* [Exercise] Rewrite the lines below, renaming every "Circle shape" to "Round shape" and leaving everything else unchanged.

* [Data shown]

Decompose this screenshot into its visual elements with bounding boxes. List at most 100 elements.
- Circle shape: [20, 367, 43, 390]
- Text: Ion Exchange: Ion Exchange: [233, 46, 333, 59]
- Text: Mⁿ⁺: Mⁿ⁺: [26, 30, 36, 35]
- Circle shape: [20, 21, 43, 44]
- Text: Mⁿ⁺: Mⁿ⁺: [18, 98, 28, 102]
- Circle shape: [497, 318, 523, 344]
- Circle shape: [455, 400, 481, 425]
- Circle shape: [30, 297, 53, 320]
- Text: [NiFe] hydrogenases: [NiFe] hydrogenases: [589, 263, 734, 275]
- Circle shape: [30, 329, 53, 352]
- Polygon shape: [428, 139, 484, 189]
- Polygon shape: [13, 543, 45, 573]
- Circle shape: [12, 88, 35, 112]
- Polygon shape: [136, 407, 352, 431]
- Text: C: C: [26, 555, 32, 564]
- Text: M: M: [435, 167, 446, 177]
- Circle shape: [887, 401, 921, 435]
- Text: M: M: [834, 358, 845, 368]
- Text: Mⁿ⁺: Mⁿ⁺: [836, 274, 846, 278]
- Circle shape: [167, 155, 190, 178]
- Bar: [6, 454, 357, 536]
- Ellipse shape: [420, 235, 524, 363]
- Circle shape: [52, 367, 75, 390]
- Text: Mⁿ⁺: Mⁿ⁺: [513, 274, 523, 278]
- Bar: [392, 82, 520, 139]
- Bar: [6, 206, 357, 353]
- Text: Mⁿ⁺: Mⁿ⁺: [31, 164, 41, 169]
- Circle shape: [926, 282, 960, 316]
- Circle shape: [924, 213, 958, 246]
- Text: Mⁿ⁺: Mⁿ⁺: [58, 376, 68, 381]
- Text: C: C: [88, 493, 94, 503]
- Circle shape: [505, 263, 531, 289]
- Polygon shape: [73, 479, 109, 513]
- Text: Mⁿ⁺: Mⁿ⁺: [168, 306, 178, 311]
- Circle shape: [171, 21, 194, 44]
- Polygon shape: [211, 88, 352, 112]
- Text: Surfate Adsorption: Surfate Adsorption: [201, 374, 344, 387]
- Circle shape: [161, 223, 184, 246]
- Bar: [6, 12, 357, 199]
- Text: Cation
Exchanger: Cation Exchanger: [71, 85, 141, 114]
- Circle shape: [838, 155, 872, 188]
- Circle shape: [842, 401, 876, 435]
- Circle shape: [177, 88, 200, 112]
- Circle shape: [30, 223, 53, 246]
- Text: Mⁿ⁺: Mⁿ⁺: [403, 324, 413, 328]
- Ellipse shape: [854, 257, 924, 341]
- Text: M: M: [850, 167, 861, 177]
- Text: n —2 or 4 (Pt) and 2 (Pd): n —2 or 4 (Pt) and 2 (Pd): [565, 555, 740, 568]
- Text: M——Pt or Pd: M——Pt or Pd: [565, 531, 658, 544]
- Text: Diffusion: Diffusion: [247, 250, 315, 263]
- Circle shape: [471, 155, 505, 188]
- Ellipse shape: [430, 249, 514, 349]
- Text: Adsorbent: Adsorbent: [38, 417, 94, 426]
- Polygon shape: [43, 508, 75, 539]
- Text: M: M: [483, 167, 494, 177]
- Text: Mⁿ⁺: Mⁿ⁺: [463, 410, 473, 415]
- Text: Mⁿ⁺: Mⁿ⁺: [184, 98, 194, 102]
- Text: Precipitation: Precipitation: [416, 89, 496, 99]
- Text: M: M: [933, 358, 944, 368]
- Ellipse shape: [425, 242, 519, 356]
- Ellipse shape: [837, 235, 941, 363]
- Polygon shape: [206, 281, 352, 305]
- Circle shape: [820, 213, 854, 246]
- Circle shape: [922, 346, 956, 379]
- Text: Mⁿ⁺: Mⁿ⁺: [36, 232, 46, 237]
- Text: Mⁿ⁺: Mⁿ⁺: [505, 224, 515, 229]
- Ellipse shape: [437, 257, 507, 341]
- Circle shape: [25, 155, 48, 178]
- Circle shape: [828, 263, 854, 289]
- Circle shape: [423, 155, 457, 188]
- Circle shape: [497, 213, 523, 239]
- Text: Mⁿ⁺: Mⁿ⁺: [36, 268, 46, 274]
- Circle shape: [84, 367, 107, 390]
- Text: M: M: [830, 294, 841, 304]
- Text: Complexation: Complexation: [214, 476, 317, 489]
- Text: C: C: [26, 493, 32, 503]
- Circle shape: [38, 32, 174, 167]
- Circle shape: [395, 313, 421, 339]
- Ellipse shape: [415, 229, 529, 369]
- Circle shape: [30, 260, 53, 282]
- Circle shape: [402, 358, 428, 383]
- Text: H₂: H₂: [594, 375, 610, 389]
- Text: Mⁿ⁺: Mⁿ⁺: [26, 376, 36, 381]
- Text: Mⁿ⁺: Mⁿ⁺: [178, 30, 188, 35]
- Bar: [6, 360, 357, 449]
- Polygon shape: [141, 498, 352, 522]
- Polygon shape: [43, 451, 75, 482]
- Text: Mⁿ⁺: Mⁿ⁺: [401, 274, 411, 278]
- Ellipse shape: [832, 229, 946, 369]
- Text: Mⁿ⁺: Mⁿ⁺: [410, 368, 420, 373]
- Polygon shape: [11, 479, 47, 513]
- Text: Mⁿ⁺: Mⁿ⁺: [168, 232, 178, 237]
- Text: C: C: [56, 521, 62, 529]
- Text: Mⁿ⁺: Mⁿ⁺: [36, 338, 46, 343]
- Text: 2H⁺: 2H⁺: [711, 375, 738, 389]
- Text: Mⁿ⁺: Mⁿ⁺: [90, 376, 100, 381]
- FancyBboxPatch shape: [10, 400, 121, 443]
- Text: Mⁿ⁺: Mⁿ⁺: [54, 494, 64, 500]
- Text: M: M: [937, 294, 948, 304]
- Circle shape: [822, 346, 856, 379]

* [Written solution]
Decompose this screenshot into its visual elements with bounding boxes. List at most 100 elements.
- Round shape: [20, 367, 43, 390]
- Text: Ion Exchange: Ion Exchange: [233, 46, 333, 59]
- Text: Mⁿ⁺: Mⁿ⁺: [26, 30, 36, 35]
- Round shape: [20, 21, 43, 44]
- Text: Mⁿ⁺: Mⁿ⁺: [18, 98, 28, 102]
- Round shape: [497, 318, 523, 344]
- Round shape: [455, 400, 481, 425]
- Round shape: [30, 297, 53, 320]
- Text: [NiFe] hydrogenases: [NiFe] hydrogenases: [589, 263, 734, 275]
- Round shape: [30, 329, 53, 352]
- Polygon shape: [428, 139, 484, 189]
- Polygon shape: [13, 543, 45, 573]
- Round shape: [12, 88, 35, 112]
- Polygon shape: [136, 407, 352, 431]
- Text: C: C: [26, 555, 32, 564]
- Text: M: M: [435, 167, 446, 177]
- Round shape: [887, 401, 921, 435]
- Text: M: M: [834, 358, 845, 368]
- Text: Mⁿ⁺: Mⁿ⁺: [836, 274, 846, 278]
- Round shape: [167, 155, 190, 178]
- Bar: [6, 454, 357, 536]
- Ellipse shape: [420, 235, 524, 363]
- Round shape: [52, 367, 75, 390]
- Text: Mⁿ⁺: Mⁿ⁺: [513, 274, 523, 278]
- Bar: [392, 82, 520, 139]
- Bar: [6, 206, 357, 353]
- Text: Mⁿ⁺: Mⁿ⁺: [31, 164, 41, 169]
- Round shape: [926, 282, 960, 316]
- Round shape: [924, 213, 958, 246]
- Text: Mⁿ⁺: Mⁿ⁺: [58, 376, 68, 381]
- Text: C: C: [88, 493, 94, 503]
- Round shape: [505, 263, 531, 289]
- Polygon shape: [73, 479, 109, 513]
- Text: Mⁿ⁺: Mⁿ⁺: [168, 306, 178, 311]
- Round shape: [171, 21, 194, 44]
- Polygon shape: [211, 88, 352, 112]
- Text: Surfate Adsorption: Surfate Adsorption: [201, 374, 344, 387]
- Round shape: [161, 223, 184, 246]
- Bar: [6, 12, 357, 199]
- Text: Cation
Exchanger: Cation Exchanger: [71, 85, 141, 114]
- Round shape: [838, 155, 872, 188]
- Round shape: [842, 401, 876, 435]
- Round shape: [177, 88, 200, 112]
- Round shape: [30, 223, 53, 246]
- Text: Mⁿ⁺: Mⁿ⁺: [403, 324, 413, 328]
- Ellipse shape: [854, 257, 924, 341]
- Text: M: M: [850, 167, 861, 177]
- Text: n —2 or 4 (Pt) and 2 (Pd): n —2 or 4 (Pt) and 2 (Pd): [565, 555, 740, 568]
- Text: M——Pt or Pd: M——Pt or Pd: [565, 531, 658, 544]
- Text: Diffusion: Diffusion: [247, 250, 315, 263]
- Round shape: [471, 155, 505, 188]
- Ellipse shape: [430, 249, 514, 349]
- Text: Adsorbent: Adsorbent: [38, 417, 94, 426]
- Polygon shape: [43, 508, 75, 539]
- Text: M: M: [483, 167, 494, 177]
- Text: Mⁿ⁺: Mⁿ⁺: [463, 410, 473, 415]
- Text: Mⁿ⁺: Mⁿ⁺: [184, 98, 194, 102]
- Text: Precipitation: Precipitation: [416, 89, 496, 99]
- Text: M: M: [933, 358, 944, 368]
- Ellipse shape: [425, 242, 519, 356]
- Ellipse shape: [837, 235, 941, 363]
- Polygon shape: [206, 281, 352, 305]
- Round shape: [820, 213, 854, 246]
- Round shape: [922, 346, 956, 379]
- Text: Mⁿ⁺: Mⁿ⁺: [36, 232, 46, 237]
- Text: Mⁿ⁺: Mⁿ⁺: [505, 224, 515, 229]
- Ellipse shape: [437, 257, 507, 341]
- Round shape: [25, 155, 48, 178]
- Round shape: [828, 263, 854, 289]
- Round shape: [423, 155, 457, 188]
- Round shape: [497, 213, 523, 239]
- Text: Mⁿ⁺: Mⁿ⁺: [36, 268, 46, 274]
- Round shape: [84, 367, 107, 390]
- Text: M: M: [830, 294, 841, 304]
- Text: Complexation: Complexation: [214, 476, 317, 489]
- Text: C: C: [26, 493, 32, 503]
- Round shape: [38, 32, 174, 167]
- Round shape: [395, 313, 421, 339]
- Ellipse shape: [415, 229, 529, 369]
- Round shape: [30, 260, 53, 282]
- Round shape: [402, 358, 428, 383]
- Text: H₂: H₂: [594, 375, 610, 389]
- Text: Mⁿ⁺: Mⁿ⁺: [26, 376, 36, 381]
- Text: Mⁿ⁺: Mⁿ⁺: [178, 30, 188, 35]
- Bar: [6, 360, 357, 449]
- Polygon shape: [141, 498, 352, 522]
- Polygon shape: [43, 451, 75, 482]
- Text: Mⁿ⁺: Mⁿ⁺: [401, 274, 411, 278]
- Ellipse shape: [832, 229, 946, 369]
- Text: Mⁿ⁺: Mⁿ⁺: [410, 368, 420, 373]
- Polygon shape: [11, 479, 47, 513]
- Text: Mⁿ⁺: Mⁿ⁺: [168, 232, 178, 237]
- Text: C: C: [56, 521, 62, 529]
- Text: Mⁿ⁺: Mⁿ⁺: [36, 338, 46, 343]
- Text: 2H⁺: 2H⁺: [711, 375, 738, 389]
- Text: Mⁿ⁺: Mⁿ⁺: [90, 376, 100, 381]
- FancyBboxPatch shape: [10, 400, 121, 443]
- Text: Mⁿ⁺: Mⁿ⁺: [54, 494, 64, 500]
- Text: M: M: [937, 294, 948, 304]
- Round shape: [822, 346, 856, 379]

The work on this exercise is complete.